■ **What to produce**
Copy every entry exactly.

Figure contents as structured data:
<<<<

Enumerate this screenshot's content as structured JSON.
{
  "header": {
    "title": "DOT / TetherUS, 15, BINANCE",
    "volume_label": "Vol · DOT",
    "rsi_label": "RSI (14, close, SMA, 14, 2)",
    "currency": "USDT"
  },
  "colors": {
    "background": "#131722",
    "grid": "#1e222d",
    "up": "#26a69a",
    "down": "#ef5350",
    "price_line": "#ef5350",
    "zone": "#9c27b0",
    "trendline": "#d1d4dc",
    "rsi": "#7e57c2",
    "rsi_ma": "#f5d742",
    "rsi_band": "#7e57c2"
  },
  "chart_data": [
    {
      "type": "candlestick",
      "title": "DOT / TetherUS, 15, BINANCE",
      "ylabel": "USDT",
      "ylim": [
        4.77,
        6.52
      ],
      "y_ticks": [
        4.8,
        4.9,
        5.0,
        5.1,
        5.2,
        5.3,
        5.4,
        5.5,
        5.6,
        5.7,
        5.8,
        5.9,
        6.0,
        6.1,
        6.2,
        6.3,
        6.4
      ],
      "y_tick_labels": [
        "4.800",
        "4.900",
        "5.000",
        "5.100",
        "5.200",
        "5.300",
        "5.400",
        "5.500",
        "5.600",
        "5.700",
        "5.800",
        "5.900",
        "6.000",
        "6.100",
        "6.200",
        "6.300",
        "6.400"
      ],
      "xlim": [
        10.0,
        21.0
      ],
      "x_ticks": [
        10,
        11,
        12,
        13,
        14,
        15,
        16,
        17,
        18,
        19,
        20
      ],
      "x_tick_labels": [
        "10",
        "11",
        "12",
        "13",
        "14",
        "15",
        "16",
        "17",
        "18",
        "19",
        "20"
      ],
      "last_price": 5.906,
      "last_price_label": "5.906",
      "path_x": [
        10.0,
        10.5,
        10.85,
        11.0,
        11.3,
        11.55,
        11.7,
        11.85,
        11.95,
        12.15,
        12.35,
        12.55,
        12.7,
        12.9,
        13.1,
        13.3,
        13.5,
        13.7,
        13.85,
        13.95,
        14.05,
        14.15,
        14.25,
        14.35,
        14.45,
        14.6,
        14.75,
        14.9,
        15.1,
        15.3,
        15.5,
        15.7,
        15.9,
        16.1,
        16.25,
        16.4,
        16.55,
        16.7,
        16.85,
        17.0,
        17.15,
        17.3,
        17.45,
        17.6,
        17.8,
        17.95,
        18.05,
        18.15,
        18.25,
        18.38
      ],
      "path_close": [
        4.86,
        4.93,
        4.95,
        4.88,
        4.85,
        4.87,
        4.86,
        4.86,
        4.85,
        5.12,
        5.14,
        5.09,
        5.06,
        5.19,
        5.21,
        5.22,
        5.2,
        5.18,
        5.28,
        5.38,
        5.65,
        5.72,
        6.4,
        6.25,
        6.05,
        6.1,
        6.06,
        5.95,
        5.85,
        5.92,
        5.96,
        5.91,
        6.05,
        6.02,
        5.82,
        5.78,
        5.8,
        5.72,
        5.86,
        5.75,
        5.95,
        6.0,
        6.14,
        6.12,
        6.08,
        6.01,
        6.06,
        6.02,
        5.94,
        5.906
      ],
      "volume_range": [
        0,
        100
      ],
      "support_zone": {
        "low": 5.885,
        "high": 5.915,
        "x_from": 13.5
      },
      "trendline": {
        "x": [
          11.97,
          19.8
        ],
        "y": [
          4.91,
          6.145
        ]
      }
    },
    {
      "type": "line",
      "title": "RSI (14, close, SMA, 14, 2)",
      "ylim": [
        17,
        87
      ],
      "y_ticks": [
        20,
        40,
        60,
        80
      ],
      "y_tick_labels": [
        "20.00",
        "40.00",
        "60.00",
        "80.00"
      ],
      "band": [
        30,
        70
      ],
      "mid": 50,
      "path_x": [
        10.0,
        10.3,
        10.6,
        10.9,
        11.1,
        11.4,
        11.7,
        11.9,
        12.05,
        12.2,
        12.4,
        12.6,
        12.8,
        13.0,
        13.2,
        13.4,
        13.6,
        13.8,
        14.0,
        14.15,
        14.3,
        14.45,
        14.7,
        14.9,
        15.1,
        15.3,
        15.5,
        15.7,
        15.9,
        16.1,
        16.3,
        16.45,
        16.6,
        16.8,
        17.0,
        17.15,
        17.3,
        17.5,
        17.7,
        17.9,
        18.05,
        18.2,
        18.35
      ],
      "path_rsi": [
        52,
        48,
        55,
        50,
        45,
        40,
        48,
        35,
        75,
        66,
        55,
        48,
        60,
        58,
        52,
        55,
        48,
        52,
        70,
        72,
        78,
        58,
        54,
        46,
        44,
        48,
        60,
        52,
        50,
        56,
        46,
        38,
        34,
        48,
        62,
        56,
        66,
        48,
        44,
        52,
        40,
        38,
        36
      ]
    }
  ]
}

>>>>

■ **Solution to this exercise**
Enumerate this screenshot's content as structured JSON.
{
  "header": {
    "title": "DOT / TetherUS, 15, BINANCE",
    "volume_label": "Vol · DOT",
    "rsi_label": "RSI (14, close, SMA, 14, 2)",
    "currency": "USDT"
  },
  "colors": {
    "background": "#131722",
    "grid": "#1e222d",
    "up": "#26a69a",
    "down": "#ef5350",
    "price_line": "#ef5350",
    "zone": "#9c27b0",
    "trendline": "#d1d4dc",
    "rsi": "#7e57c2",
    "rsi_ma": "#f5d742",
    "rsi_band": "#7e57c2"
  },
  "chart_data": [
    {
      "type": "candlestick",
      "title": "DOT / TetherUS, 15, BINANCE",
      "ylabel": "USDT",
      "ylim": [
        4.77,
        6.52
      ],
      "y_ticks": [
        4.8,
        4.9,
        5.0,
        5.1,
        5.2,
        5.3,
        5.4,
        5.5,
        5.6,
        5.7,
        5.8,
        5.9,
        6.0,
        6.1,
        6.2,
        6.3,
        6.4
      ],
      "y_tick_labels": [
        "4.800",
        "4.900",
        "5.000",
        "5.100",
        "5.200",
        "5.300",
        "5.400",
        "5.500",
        "5.600",
        "5.700",
        "5.800",
        "5.900",
        "6.000",
        "6.100",
        "6.200",
        "6.300",
        "6.400"
      ],
      "xlim": [
        10.0,
        21.0
      ],
      "x_ticks": [
        10,
        11,
        12,
        13,
        14,
        15,
        16,
        17,
        18,
        19,
        20
      ],
      "x_tick_labels": [
        "10",
        "11",
        "12",
        "13",
        "14",
        "15",
        "16",
        "17",
        "18",
        "19",
        "20"
      ],
      "last_price": 5.906,
      "last_price_label": "5.906",
      "path_x": [
        10.0,
        10.5,
        10.85,
        11.0,
        11.3,
        11.55,
        11.7,
        11.85,
        11.95,
        12.15,
        12.35,
        12.55,
        12.7,
        12.9,
        13.1,
        13.3,
        13.5,
        13.7,
        13.85,
        13.95,
        14.05,
        14.15,
        14.25,
        14.35,
        14.45,
        14.6,
        14.75,
        14.9,
        15.1,
        15.3,
        15.5,
        15.7,
        15.9,
        16.1,
        16.25,
        16.4,
        16.55,
        16.7,
        16.85,
        17.0,
        17.15,
        17.3,
        17.45,
        17.6,
        17.8,
        17.95,
        18.05,
        18.15,
        18.25,
        18.38
      ],
      "path_close": [
        4.86,
        4.93,
        4.95,
        4.88,
        4.85,
        4.87,
        4.86,
        4.86,
        4.85,
        5.12,
        5.14,
        5.09,
        5.06,
        5.19,
        5.21,
        5.22,
        5.2,
        5.18,
        5.28,
        5.38,
        5.65,
        5.72,
        6.4,
        6.25,
        6.05,
        6.1,
        6.06,
        5.95,
        5.85,
        5.92,
        5.96,
        5.91,
        6.05,
        6.02,
        5.82,
        5.78,
        5.8,
        5.72,
        5.86,
        5.75,
        5.95,
        6.0,
        6.14,
        6.12,
        6.08,
        6.01,
        6.06,
        6.02,
        5.94,
        5.906
      ],
      "volume_range": [
        0,
        100
      ],
      "support_zone": {
        "low": 5.885,
        "high": 5.915,
        "x_from": 13.5
      },
      "trendline": {
        "x": [
          11.97,
          19.8
        ],
        "y": [
          4.91,
          6.145
        ]
      }
    },
    {
      "type": "line",
      "title": "RSI (14, close, SMA, 14, 2)",
      "ylim": [
        17,
        87
      ],
      "y_ticks": [
        20,
        40,
        60,
        80
      ],
      "y_tick_labels": [
        "20.00",
        "40.00",
        "60.00",
        "80.00"
      ],
      "band": [
        30,
        70
      ],
      "mid": 50,
      "path_x": [
        10.0,
        10.3,
        10.6,
        10.9,
        11.1,
        11.4,
        11.7,
        11.9,
        12.05,
        12.2,
        12.4,
        12.6,
        12.8,
        13.0,
        13.2,
        13.4,
        13.6,
        13.8,
        14.0,
        14.15,
        14.3,
        14.45,
        14.7,
        14.9,
        15.1,
        15.3,
        15.5,
        15.7,
        15.9,
        16.1,
        16.3,
        16.45,
        16.6,
        16.8,
        17.0,
        17.15,
        17.3,
        17.5,
        17.7,
        17.9,
        18.05,
        18.2,
        18.35
      ],
      "path_rsi": [
        52,
        48,
        55,
        50,
        45,
        40,
        48,
        35,
        75,
        66,
        55,
        48,
        60,
        58,
        52,
        55,
        48,
        52,
        70,
        72,
        78,
        58,
        54,
        46,
        44,
        48,
        60,
        52,
        50,
        56,
        46,
        38,
        34,
        48,
        62,
        56,
        66,
        48,
        44,
        52,
        40,
        38,
        36
      ]
    }
  ]
}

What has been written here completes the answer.